[The input]
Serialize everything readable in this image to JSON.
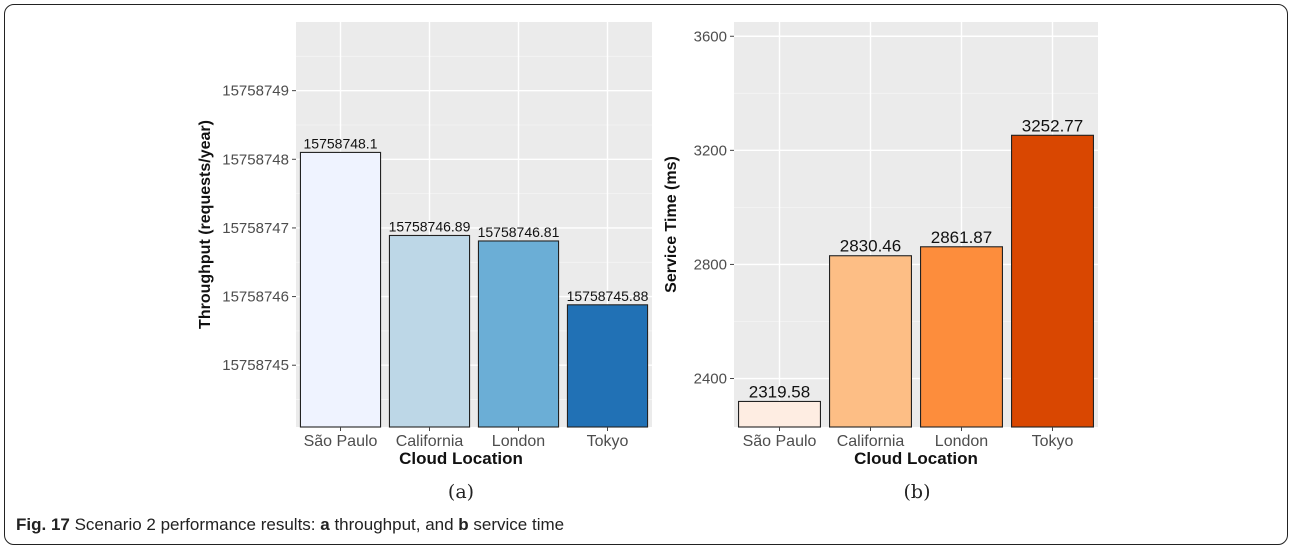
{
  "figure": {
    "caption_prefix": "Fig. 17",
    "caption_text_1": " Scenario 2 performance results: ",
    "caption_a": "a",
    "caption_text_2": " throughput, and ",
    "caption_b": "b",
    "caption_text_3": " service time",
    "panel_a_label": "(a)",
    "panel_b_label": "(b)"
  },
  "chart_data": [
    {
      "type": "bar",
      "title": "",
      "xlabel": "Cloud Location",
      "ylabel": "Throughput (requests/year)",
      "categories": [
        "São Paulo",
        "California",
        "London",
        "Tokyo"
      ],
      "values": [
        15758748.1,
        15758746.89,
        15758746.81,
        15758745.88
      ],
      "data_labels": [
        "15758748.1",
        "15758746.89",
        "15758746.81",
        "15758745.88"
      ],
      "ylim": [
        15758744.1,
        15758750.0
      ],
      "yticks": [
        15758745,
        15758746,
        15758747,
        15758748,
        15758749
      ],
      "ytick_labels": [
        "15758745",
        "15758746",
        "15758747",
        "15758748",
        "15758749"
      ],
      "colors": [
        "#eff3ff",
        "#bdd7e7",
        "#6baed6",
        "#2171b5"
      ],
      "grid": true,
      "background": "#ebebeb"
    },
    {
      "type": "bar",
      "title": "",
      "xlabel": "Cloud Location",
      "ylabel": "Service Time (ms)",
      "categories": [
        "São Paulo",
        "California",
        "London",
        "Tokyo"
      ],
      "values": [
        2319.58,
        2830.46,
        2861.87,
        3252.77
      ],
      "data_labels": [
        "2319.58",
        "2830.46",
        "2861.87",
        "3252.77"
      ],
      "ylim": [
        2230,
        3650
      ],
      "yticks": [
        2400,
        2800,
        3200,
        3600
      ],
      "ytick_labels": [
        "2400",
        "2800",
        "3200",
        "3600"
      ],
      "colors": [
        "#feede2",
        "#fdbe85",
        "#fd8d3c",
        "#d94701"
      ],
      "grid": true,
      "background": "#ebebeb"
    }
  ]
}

[Stated goal] Exclude the pictures and transcribe all of the entries exactly.

[The result]
Serialize everything readable in this image to JSON.
{
  "figure": {
    "caption_prefix": "Fig. 17",
    "caption_text_1": " Scenario 2 performance results: ",
    "caption_a": "a",
    "caption_text_2": " throughput, and ",
    "caption_b": "b",
    "caption_text_3": " service time",
    "panel_a_label": "(a)",
    "panel_b_label": "(b)"
  },
  "chart_data": [
    {
      "type": "bar",
      "title": "",
      "xlabel": "Cloud Location",
      "ylabel": "Throughput (requests/year)",
      "categories": [
        "São Paulo",
        "California",
        "London",
        "Tokyo"
      ],
      "values": [
        15758748.1,
        15758746.89,
        15758746.81,
        15758745.88
      ],
      "data_labels": [
        "15758748.1",
        "15758746.89",
        "15758746.81",
        "15758745.88"
      ],
      "ylim": [
        15758744.1,
        15758750.0
      ],
      "yticks": [
        15758745,
        15758746,
        15758747,
        15758748,
        15758749
      ],
      "ytick_labels": [
        "15758745",
        "15758746",
        "15758747",
        "15758748",
        "15758749"
      ],
      "colors": [
        "#eff3ff",
        "#bdd7e7",
        "#6baed6",
        "#2171b5"
      ],
      "grid": true,
      "background": "#ebebeb"
    },
    {
      "type": "bar",
      "title": "",
      "xlabel": "Cloud Location",
      "ylabel": "Service Time (ms)",
      "categories": [
        "São Paulo",
        "California",
        "London",
        "Tokyo"
      ],
      "values": [
        2319.58,
        2830.46,
        2861.87,
        3252.77
      ],
      "data_labels": [
        "2319.58",
        "2830.46",
        "2861.87",
        "3252.77"
      ],
      "ylim": [
        2230,
        3650
      ],
      "yticks": [
        2400,
        2800,
        3200,
        3600
      ],
      "ytick_labels": [
        "2400",
        "2800",
        "3200",
        "3600"
      ],
      "colors": [
        "#feede2",
        "#fdbe85",
        "#fd8d3c",
        "#d94701"
      ],
      "grid": true,
      "background": "#ebebeb"
    }
  ]
}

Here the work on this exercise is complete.